Set the data down again, exactly as it reads, but without the pictures.
--- Start of DATA PROVIDED ---
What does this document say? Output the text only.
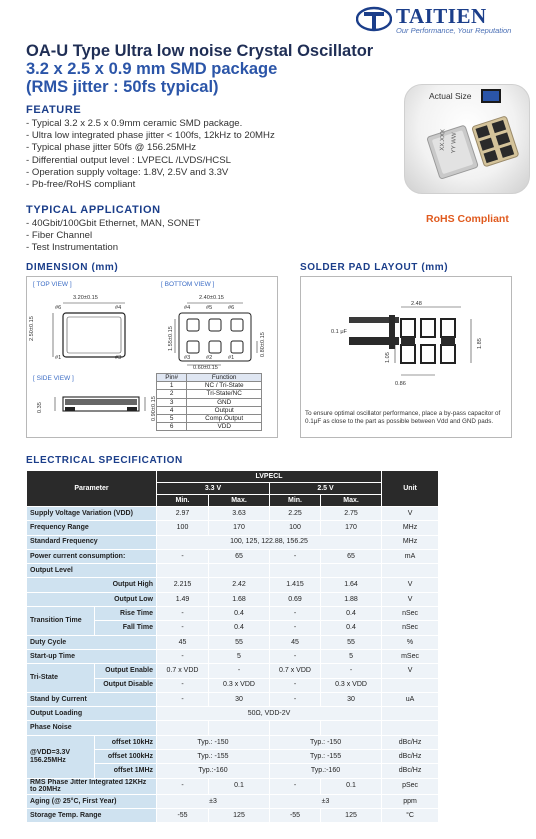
TAITIEN
Our Performance, Your Reputation
OA-U Type Ultra low noise Crystal Oscillator
3.2 x 2.5 x 0.9 mm SMD package
(RMS jitter : 50fs typical)
FEATURE
- Typical 3.2 x 2.5 x 0.9mm ceramic SMD package.
- Ultra low integrated phase jitter < 100fs, 12kHz to 20MHz
- Typical phase jitter 50fs @ 156.25MHz
- Differential output level : LVPECL /LVDS/HCSL
- Operation supply voltage: 1.8V, 2.5V and 3.3V
- Pb-free/RoHS compliant
TYPICAL APPLICATION
- 40Gbit/100Gbit Ethernet, MAN, SONET
- Fiber Channel
- Test Instrumentation
Actual Size
XX.XXX YY WW
RoHS Compliant
DIMENSION (mm)	SOLDER PAD LAYOUT (mm)
[ TOP VIEW ]	[ BOTTOM VIEW ]
[ SIDE VIEW ]
3.20±0.15
2.50±0.15
#6	#4
#1	#3
2.40±0.15
1.55±0.15	0.80±0.15
0.60±0.15
#4	#5	#6
#3	#2	#1
0.35	0.90±0.15
Pin#	Function
1	NC / Tri-State
2	Tri-State/NC
3	GND
4	Output
5	Comp.Output
6	VDD
2.48
0.1 μF
1.05
0.86
1.85
To ensure optimal oscillator performance, place a by-pass capacitor of 0.1μF as close to the part as possible between Vdd and GND pads.
ELECTRICAL SPECIFICATION
Parameter		LVPECL				Unit
		3.3 V		2.5 V		
		Min.	Max.	Min.	Max.	
Supply Voltage Variation (VDD)		2.97	3.63	2.25	2.75	V
Frequency Range		100	170	100	170	MHz
Standard Frequency		100, 125, 122.88, 156.25				MHz
Power current consumption:		-	65	-	65	mA
Output Level						
Output High		2.215	2.42	1.415	1.64	V
Output Low		1.49	1.68	0.69	1.88	V
Transition Time	Rise Time	-	0.4	-	0.4	nSec
	Fall Time	-	0.4	-	0.4	nSec
Duty Cycle		45	55	45	55	%
Start-up Time		-	5	-	5	mSec
Tri-State	Output Enable	0.7 x VDD	-	0.7 x VDD	-	V
	Output Disable	-	0.3 x VDD	-	0.3 x VDD	
Stand by Current		-	30	-	30	uA
Output Loading		50Ω, VDD-2V				
Phase Noise						
@VDD=3.3V 156.25MHz	offset 10kHz	Typ.: -150		Typ.: -150		dBc/Hz
	offset 100kHz	Typ.: -155		Typ.: -155		dBc/Hz
	offset 1MHz	Typ.:-160		Typ.:-160		dBc/Hz
RMS Phase Jitter Integrated 12KHz to 20MHz		-	0.1	-	0.1	pSec
Aging (@ 25°C, First Year)		±3		±3		ppm
Storage Temp. Range		-55	125	-55	125	°C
--- End of DATA PROVIDED ---
● RESULT
What does this document say? Output the text only.
TAITIEN
Our Performance, Your Reputation
OA-U Type Ultra low noise Crystal Oscillator
3.2 x 2.5 x 0.9 mm SMD package
(RMS jitter : 50fs typical)
FEATURE
- Typical 3.2 x 2.5 x 0.9mm ceramic SMD package.
- Ultra low integrated phase jitter < 100fs, 12kHz to 20MHz
- Typical phase jitter 50fs @ 156.25MHz
- Differential output level : LVPECL /LVDS/HCSL
- Operation supply voltage: 1.8V, 2.5V and 3.3V
- Pb-free/RoHS compliant
TYPICAL APPLICATION
- 40Gbit/100Gbit Ethernet, MAN, SONET
- Fiber Channel
- Test Instrumentation
Actual Size
XX.XXX YY WW
RoHS Compliant
DIMENSION (mm)	SOLDER PAD LAYOUT (mm)
[ TOP VIEW ]	[ BOTTOM VIEW ]
[ SIDE VIEW ]
3.20±0.15
2.50±0.15
#6	#4
#1	#3
2.40±0.15
1.55±0.15	0.80±0.15
0.60±0.15
#4	#5	#6
#3	#2	#1
0.35	0.90±0.15
Pin#	Function
1	NC / Tri-State
2	Tri-State/NC
3	GND
4	Output
5	Comp.Output
6	VDD
2.48
0.1 μF
1.05
0.86
1.85
To ensure optimal oscillator performance, place a by-pass capacitor of 0.1μF as close to the part as possible between Vdd and GND pads.
ELECTRICAL SPECIFICATION
Parameter		LVPECL				Unit
		3.3 V		2.5 V		
		Min.	Max.	Min.	Max.	
Supply Voltage Variation (VDD)		2.97	3.63	2.25	2.75	V
Frequency Range		100	170	100	170	MHz
Standard Frequency		100, 125, 122.88, 156.25				MHz
Power current consumption:		-	65	-	65	mA
Output Level						
Output High		2.215	2.42	1.415	1.64	V
Output Low		1.49	1.68	0.69	1.88	V
Transition Time	Rise Time	-	0.4	-	0.4	nSec
	Fall Time	-	0.4	-	0.4	nSec
Duty Cycle		45	55	45	55	%
Start-up Time		-	5	-	5	mSec
Tri-State	Output Enable	0.7 x VDD	-	0.7 x VDD	-	V
	Output Disable	-	0.3 x VDD	-	0.3 x VDD	
Stand by Current		-	30	-	30	uA
Output Loading		50Ω, VDD-2V				
Phase Noise						
@VDD=3.3V 156.25MHz	offset 10kHz	Typ.: -150		Typ.: -150		dBc/Hz
	offset 100kHz	Typ.: -155		Typ.: -155		dBc/Hz
	offset 1MHz	Typ.:-160		Typ.:-160		dBc/Hz
RMS Phase Jitter Integrated 12KHz to 20MHz		-	0.1	-	0.1	pSec
Aging (@ 25°C, First Year)		±3		±3		ppm
Storage Temp. Range		-55	125	-55	125	°C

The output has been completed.